EXERCISE OBJECTIVE: Copy the rows word for word, from the row containing "Extract all elements" to the row containing "view-button-label: 檢視: [292, 65, 323, 83]", including both of those rows. Leave the pictures out.

GIVEN DATA:
[BEGIN]
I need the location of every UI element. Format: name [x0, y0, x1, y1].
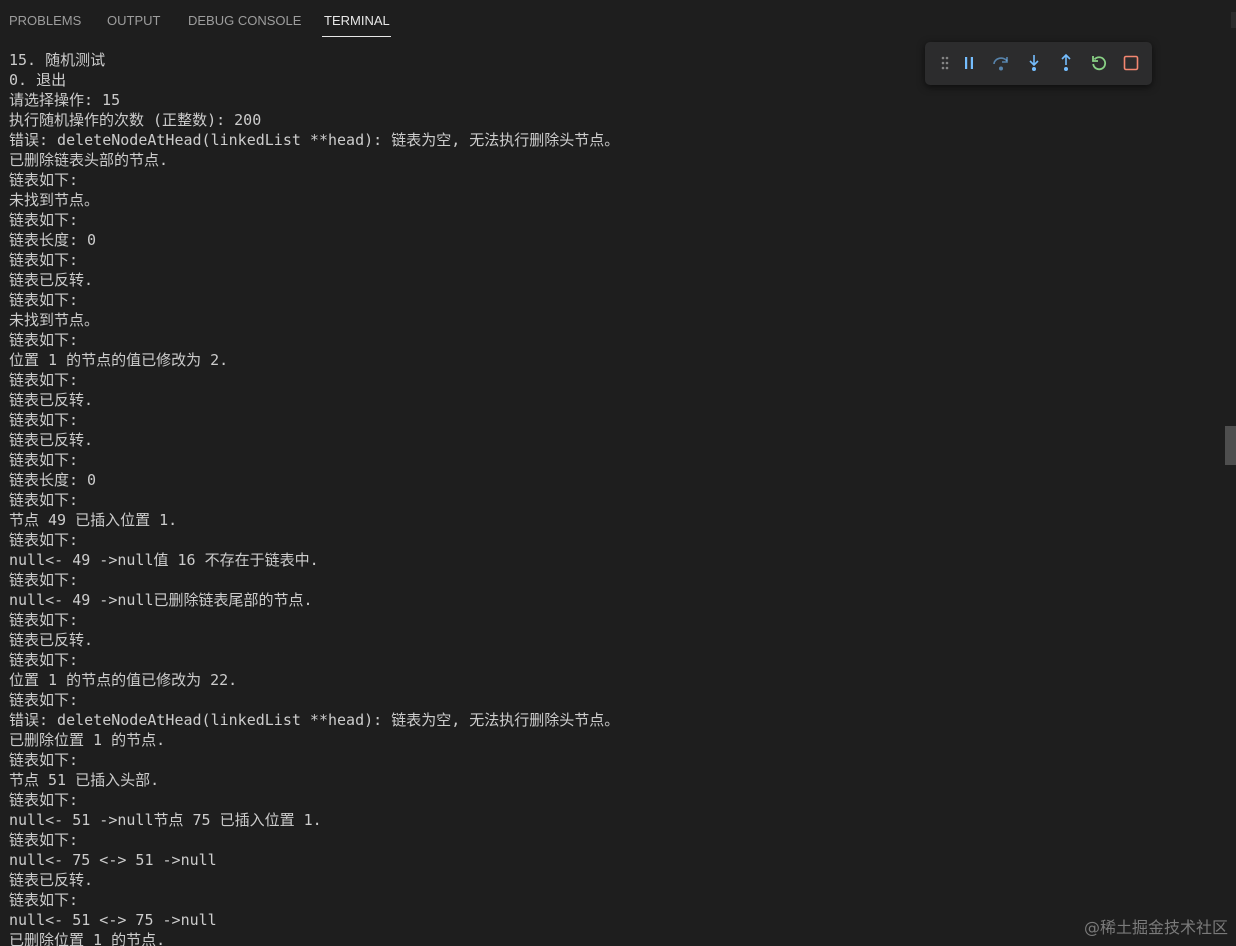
[END]
[BEGIN]
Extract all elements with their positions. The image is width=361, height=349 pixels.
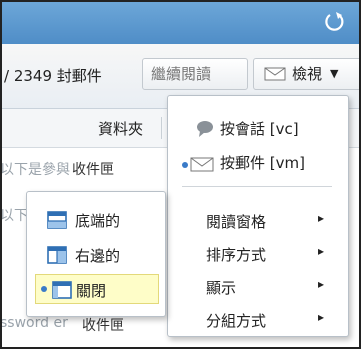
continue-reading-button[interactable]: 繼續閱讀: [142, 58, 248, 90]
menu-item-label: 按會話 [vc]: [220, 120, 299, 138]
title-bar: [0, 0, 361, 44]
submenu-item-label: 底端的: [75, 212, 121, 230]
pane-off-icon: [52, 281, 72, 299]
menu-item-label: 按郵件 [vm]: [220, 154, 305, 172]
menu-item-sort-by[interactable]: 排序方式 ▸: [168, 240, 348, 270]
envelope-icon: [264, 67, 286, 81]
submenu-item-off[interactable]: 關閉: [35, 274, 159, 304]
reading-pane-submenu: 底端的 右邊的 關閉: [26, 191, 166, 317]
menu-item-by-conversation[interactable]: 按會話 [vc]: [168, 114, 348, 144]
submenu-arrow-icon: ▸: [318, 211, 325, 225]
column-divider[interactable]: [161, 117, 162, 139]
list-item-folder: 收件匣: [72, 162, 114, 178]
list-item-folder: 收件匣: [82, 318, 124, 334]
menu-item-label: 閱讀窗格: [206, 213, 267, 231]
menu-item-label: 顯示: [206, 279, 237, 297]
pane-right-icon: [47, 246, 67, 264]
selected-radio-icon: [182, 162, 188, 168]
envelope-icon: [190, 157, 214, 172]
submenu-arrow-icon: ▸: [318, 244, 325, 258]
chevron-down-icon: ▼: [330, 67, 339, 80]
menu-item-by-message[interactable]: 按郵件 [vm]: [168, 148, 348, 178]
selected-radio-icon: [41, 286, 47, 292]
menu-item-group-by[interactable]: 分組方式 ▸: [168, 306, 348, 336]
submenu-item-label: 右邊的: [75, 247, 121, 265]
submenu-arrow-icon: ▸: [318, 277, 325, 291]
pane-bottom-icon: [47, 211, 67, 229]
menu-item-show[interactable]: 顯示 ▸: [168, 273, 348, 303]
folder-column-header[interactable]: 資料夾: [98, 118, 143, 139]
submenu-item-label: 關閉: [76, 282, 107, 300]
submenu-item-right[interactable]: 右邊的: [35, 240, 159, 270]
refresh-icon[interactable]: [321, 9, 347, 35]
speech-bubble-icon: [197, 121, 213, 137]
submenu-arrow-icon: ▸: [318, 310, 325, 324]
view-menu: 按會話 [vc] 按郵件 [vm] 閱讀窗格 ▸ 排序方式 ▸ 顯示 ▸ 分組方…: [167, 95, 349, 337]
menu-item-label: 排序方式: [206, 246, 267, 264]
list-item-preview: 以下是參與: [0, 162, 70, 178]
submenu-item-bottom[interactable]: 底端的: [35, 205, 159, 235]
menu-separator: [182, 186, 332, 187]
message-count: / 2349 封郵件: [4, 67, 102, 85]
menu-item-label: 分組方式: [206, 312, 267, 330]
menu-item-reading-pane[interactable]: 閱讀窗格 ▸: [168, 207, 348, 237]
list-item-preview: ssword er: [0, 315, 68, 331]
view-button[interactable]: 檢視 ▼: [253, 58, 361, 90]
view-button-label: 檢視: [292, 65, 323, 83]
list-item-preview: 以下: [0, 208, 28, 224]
[END]
FINAL ANSWER:
Extract all elements with their positions. The image is width=361, height=349 pixels.
continue-reading-button[interactable]: 繼續閱讀: [142, 58, 248, 90]
menu-item-label: 按會話 [vc]: [220, 120, 299, 138]
title-bar: [0, 0, 361, 44]
submenu-item-label: 底端的: [75, 212, 121, 230]
pane-off-icon: [52, 281, 72, 299]
menu-item-label: 按郵件 [vm]: [220, 154, 305, 172]
menu-item-sort-by[interactable]: 排序方式 ▸: [168, 240, 348, 270]
envelope-icon: [264, 67, 286, 81]
submenu-item-off[interactable]: 關閉: [35, 274, 159, 304]
reading-pane-submenu: 底端的 右邊的 關閉: [26, 191, 166, 317]
menu-item-by-conversation[interactable]: 按會話 [vc]: [168, 114, 348, 144]
submenu-arrow-icon: ▸: [318, 211, 325, 225]
column-divider[interactable]: [161, 117, 162, 139]
list-item-folder: 收件匣: [72, 162, 114, 178]
list-item-folder: 收件匣: [82, 318, 124, 334]
menu-item-label: 閱讀窗格: [206, 213, 267, 231]
menu-item-label: 顯示: [206, 279, 237, 297]
pane-right-icon: [47, 246, 67, 264]
selected-radio-icon: [182, 162, 188, 168]
envelope-icon: [190, 157, 214, 172]
submenu-arrow-icon: ▸: [318, 244, 325, 258]
chevron-down-icon: ▼: [330, 67, 339, 80]
menu-item-by-message[interactable]: 按郵件 [vm]: [168, 148, 348, 178]
selected-radio-icon: [41, 286, 47, 292]
menu-item-group-by[interactable]: 分組方式 ▸: [168, 306, 348, 336]
submenu-item-label: 右邊的: [75, 247, 121, 265]
submenu-arrow-icon: ▸: [318, 277, 325, 291]
pane-bottom-icon: [47, 211, 67, 229]
menu-item-show[interactable]: 顯示 ▸: [168, 273, 348, 303]
folder-column-header[interactable]: 資料夾: [98, 118, 143, 139]
submenu-item-label: 關閉: [76, 282, 107, 300]
submenu-item-right[interactable]: 右邊的: [35, 240, 159, 270]
refresh-icon[interactable]: [321, 9, 347, 35]
speech-bubble-icon: [197, 121, 213, 137]
submenu-arrow-icon: ▸: [318, 310, 325, 324]
view-menu: 按會話 [vc] 按郵件 [vm] 閱讀窗格 ▸ 排序方式 ▸ 顯示 ▸ 分組方…: [167, 95, 349, 337]
menu-item-label: 排序方式: [206, 246, 267, 264]
list-item-preview: 以下是參與: [0, 162, 70, 178]
submenu-item-bottom[interactable]: 底端的: [35, 205, 159, 235]
menu-separator: [182, 186, 332, 187]
message-count: / 2349 封郵件: [4, 67, 102, 85]
menu-item-label: 分組方式: [206, 312, 267, 330]
menu-item-reading-pane[interactable]: 閱讀窗格 ▸: [168, 207, 348, 237]
list-item-preview: ssword er: [0, 315, 68, 331]
view-button[interactable]: 檢視 ▼: [253, 58, 361, 90]
view-button-label: 檢視: [292, 65, 323, 83]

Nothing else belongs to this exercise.